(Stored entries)
------------------------------------------------

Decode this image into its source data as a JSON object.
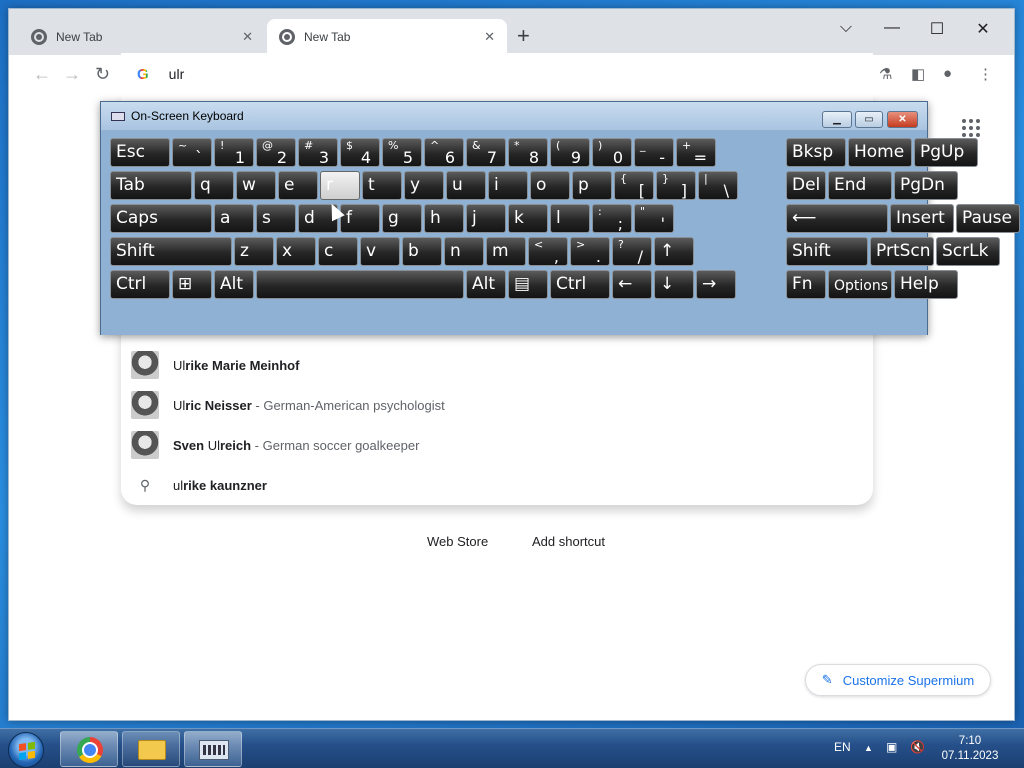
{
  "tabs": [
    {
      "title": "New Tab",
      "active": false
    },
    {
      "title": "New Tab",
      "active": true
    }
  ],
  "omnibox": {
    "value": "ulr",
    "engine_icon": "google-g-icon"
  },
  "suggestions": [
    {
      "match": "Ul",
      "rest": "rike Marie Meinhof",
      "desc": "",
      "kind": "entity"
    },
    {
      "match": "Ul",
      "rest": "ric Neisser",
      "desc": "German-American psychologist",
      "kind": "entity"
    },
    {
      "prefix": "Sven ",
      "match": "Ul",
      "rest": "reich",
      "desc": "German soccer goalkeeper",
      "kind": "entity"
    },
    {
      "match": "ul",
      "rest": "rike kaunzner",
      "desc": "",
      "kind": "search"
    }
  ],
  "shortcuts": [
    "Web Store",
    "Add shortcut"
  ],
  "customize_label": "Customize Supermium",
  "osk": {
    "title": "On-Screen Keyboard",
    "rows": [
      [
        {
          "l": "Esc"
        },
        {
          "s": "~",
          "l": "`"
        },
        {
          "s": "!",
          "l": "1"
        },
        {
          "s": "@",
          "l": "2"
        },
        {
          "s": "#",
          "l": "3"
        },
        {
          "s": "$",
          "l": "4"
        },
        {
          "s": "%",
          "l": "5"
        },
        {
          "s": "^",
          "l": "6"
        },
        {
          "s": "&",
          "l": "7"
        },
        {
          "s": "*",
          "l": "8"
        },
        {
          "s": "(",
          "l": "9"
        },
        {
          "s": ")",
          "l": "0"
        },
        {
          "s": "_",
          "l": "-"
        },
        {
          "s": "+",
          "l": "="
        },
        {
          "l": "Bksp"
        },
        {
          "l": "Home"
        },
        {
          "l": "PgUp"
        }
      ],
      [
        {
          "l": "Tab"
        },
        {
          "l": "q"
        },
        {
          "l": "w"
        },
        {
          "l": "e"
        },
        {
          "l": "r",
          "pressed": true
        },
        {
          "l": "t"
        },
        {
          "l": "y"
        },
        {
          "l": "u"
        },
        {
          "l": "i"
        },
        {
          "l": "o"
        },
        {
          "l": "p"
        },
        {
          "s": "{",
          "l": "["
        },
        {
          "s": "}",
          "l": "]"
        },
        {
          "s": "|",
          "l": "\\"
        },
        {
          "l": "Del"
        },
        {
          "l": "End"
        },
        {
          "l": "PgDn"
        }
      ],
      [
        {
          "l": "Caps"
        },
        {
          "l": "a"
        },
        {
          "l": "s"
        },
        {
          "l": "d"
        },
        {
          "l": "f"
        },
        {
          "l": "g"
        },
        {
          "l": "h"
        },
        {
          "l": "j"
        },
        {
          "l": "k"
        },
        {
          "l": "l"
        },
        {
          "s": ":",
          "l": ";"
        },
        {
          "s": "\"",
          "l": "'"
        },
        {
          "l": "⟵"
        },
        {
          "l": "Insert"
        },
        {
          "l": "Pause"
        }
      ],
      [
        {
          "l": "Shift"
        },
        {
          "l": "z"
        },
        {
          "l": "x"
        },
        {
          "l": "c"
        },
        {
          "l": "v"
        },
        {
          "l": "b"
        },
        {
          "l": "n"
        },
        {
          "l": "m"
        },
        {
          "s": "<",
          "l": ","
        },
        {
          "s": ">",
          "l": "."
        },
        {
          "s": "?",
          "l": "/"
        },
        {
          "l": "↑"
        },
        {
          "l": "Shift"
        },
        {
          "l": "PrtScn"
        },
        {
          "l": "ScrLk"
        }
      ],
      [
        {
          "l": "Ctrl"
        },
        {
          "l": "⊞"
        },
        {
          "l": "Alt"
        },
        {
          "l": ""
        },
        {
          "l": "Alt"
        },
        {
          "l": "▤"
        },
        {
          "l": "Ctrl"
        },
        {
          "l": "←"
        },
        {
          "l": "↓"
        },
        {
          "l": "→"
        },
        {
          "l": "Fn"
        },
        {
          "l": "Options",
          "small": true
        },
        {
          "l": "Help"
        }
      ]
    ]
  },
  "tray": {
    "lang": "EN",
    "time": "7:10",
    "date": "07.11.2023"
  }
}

------------------------------------------------

**OBJECTIVE**
Go through the listing above and write it out again exactly, dropping the pictures.

**EXERCISE RESPONSE**
Decode this image into its source data as a JSON object.
{
  "tabs": [
    {
      "title": "New Tab",
      "active": false
    },
    {
      "title": "New Tab",
      "active": true
    }
  ],
  "omnibox": {
    "value": "ulr",
    "engine_icon": "google-g-icon"
  },
  "suggestions": [
    {
      "match": "Ul",
      "rest": "rike Marie Meinhof",
      "desc": "",
      "kind": "entity"
    },
    {
      "match": "Ul",
      "rest": "ric Neisser",
      "desc": "German-American psychologist",
      "kind": "entity"
    },
    {
      "prefix": "Sven ",
      "match": "Ul",
      "rest": "reich",
      "desc": "German soccer goalkeeper",
      "kind": "entity"
    },
    {
      "match": "ul",
      "rest": "rike kaunzner",
      "desc": "",
      "kind": "search"
    }
  ],
  "shortcuts": [
    "Web Store",
    "Add shortcut"
  ],
  "customize_label": "Customize Supermium",
  "osk": {
    "title": "On-Screen Keyboard",
    "rows": [
      [
        {
          "l": "Esc"
        },
        {
          "s": "~",
          "l": "`"
        },
        {
          "s": "!",
          "l": "1"
        },
        {
          "s": "@",
          "l": "2"
        },
        {
          "s": "#",
          "l": "3"
        },
        {
          "s": "$",
          "l": "4"
        },
        {
          "s": "%",
          "l": "5"
        },
        {
          "s": "^",
          "l": "6"
        },
        {
          "s": "&",
          "l": "7"
        },
        {
          "s": "*",
          "l": "8"
        },
        {
          "s": "(",
          "l": "9"
        },
        {
          "s": ")",
          "l": "0"
        },
        {
          "s": "_",
          "l": "-"
        },
        {
          "s": "+",
          "l": "="
        },
        {
          "l": "Bksp"
        },
        {
          "l": "Home"
        },
        {
          "l": "PgUp"
        }
      ],
      [
        {
          "l": "Tab"
        },
        {
          "l": "q"
        },
        {
          "l": "w"
        },
        {
          "l": "e"
        },
        {
          "l": "r",
          "pressed": true
        },
        {
          "l": "t"
        },
        {
          "l": "y"
        },
        {
          "l": "u"
        },
        {
          "l": "i"
        },
        {
          "l": "o"
        },
        {
          "l": "p"
        },
        {
          "s": "{",
          "l": "["
        },
        {
          "s": "}",
          "l": "]"
        },
        {
          "s": "|",
          "l": "\\"
        },
        {
          "l": "Del"
        },
        {
          "l": "End"
        },
        {
          "l": "PgDn"
        }
      ],
      [
        {
          "l": "Caps"
        },
        {
          "l": "a"
        },
        {
          "l": "s"
        },
        {
          "l": "d"
        },
        {
          "l": "f"
        },
        {
          "l": "g"
        },
        {
          "l": "h"
        },
        {
          "l": "j"
        },
        {
          "l": "k"
        },
        {
          "l": "l"
        },
        {
          "s": ":",
          "l": ";"
        },
        {
          "s": "\"",
          "l": "'"
        },
        {
          "l": "⟵"
        },
        {
          "l": "Insert"
        },
        {
          "l": "Pause"
        }
      ],
      [
        {
          "l": "Shift"
        },
        {
          "l": "z"
        },
        {
          "l": "x"
        },
        {
          "l": "c"
        },
        {
          "l": "v"
        },
        {
          "l": "b"
        },
        {
          "l": "n"
        },
        {
          "l": "m"
        },
        {
          "s": "<",
          "l": ","
        },
        {
          "s": ">",
          "l": "."
        },
        {
          "s": "?",
          "l": "/"
        },
        {
          "l": "↑"
        },
        {
          "l": "Shift"
        },
        {
          "l": "PrtScn"
        },
        {
          "l": "ScrLk"
        }
      ],
      [
        {
          "l": "Ctrl"
        },
        {
          "l": "⊞"
        },
        {
          "l": "Alt"
        },
        {
          "l": ""
        },
        {
          "l": "Alt"
        },
        {
          "l": "▤"
        },
        {
          "l": "Ctrl"
        },
        {
          "l": "←"
        },
        {
          "l": "↓"
        },
        {
          "l": "→"
        },
        {
          "l": "Fn"
        },
        {
          "l": "Options",
          "small": true
        },
        {
          "l": "Help"
        }
      ]
    ]
  },
  "tray": {
    "lang": "EN",
    "time": "7:10",
    "date": "07.11.2023"
  }
}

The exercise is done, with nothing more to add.